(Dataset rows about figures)
*-*-*
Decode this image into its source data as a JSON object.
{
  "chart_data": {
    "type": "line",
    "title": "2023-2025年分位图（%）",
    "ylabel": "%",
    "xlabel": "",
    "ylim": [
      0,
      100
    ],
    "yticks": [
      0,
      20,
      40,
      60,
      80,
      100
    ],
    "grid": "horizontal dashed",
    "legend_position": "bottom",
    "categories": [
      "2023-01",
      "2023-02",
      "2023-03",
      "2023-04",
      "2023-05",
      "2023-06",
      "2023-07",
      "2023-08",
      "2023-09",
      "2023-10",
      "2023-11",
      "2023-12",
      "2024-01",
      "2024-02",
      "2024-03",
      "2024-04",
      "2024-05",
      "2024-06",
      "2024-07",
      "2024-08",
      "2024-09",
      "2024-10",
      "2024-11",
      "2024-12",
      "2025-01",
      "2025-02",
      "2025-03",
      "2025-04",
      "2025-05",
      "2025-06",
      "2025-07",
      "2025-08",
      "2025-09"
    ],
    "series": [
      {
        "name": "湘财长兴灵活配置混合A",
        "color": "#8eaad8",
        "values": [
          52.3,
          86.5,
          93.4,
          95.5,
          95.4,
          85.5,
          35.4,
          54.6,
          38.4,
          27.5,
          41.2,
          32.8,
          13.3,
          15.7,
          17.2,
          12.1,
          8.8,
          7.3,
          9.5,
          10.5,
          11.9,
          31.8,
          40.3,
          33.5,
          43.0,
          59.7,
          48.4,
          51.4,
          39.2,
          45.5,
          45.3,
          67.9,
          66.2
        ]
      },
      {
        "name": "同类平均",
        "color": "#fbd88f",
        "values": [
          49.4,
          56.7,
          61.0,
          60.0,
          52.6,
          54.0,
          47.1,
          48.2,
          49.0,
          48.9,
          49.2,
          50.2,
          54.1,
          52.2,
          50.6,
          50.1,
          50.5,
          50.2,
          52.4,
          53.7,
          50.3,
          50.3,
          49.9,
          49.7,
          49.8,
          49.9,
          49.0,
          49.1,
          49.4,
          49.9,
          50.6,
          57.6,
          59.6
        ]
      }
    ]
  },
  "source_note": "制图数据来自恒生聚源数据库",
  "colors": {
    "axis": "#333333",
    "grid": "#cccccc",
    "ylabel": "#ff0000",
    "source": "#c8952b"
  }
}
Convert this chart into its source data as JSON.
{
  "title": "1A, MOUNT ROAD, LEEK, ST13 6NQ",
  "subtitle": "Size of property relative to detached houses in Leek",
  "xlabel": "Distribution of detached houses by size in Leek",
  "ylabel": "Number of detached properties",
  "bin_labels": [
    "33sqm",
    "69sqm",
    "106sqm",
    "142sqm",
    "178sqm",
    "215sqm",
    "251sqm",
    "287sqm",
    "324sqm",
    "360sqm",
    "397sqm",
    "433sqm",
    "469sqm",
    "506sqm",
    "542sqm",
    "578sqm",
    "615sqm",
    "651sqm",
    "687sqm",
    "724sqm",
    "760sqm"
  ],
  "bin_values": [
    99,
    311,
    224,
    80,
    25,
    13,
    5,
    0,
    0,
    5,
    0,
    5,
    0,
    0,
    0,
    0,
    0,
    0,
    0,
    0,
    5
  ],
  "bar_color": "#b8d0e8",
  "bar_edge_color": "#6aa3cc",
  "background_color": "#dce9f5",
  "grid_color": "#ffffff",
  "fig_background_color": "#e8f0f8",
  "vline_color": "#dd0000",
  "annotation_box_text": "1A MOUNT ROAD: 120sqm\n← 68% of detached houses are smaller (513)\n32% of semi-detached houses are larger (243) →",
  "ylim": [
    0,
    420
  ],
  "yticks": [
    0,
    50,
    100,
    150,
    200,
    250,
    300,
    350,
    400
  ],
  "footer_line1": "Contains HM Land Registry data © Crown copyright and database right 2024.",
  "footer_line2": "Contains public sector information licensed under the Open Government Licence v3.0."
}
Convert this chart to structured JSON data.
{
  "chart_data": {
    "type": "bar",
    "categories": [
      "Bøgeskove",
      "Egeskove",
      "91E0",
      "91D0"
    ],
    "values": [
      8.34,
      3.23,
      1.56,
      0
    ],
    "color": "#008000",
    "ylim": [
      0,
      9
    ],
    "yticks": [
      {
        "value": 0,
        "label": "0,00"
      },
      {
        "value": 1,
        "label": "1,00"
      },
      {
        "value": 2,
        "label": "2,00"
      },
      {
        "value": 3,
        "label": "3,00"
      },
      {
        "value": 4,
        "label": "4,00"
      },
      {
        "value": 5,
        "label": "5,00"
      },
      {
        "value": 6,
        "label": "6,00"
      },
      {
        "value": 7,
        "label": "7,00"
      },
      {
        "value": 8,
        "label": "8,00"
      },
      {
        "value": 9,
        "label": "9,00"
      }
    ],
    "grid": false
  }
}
*-*-*
**Written exercise**
Count every line in the data where the string "JSON" occurs. Give nothing except the number.

**Right answer**
3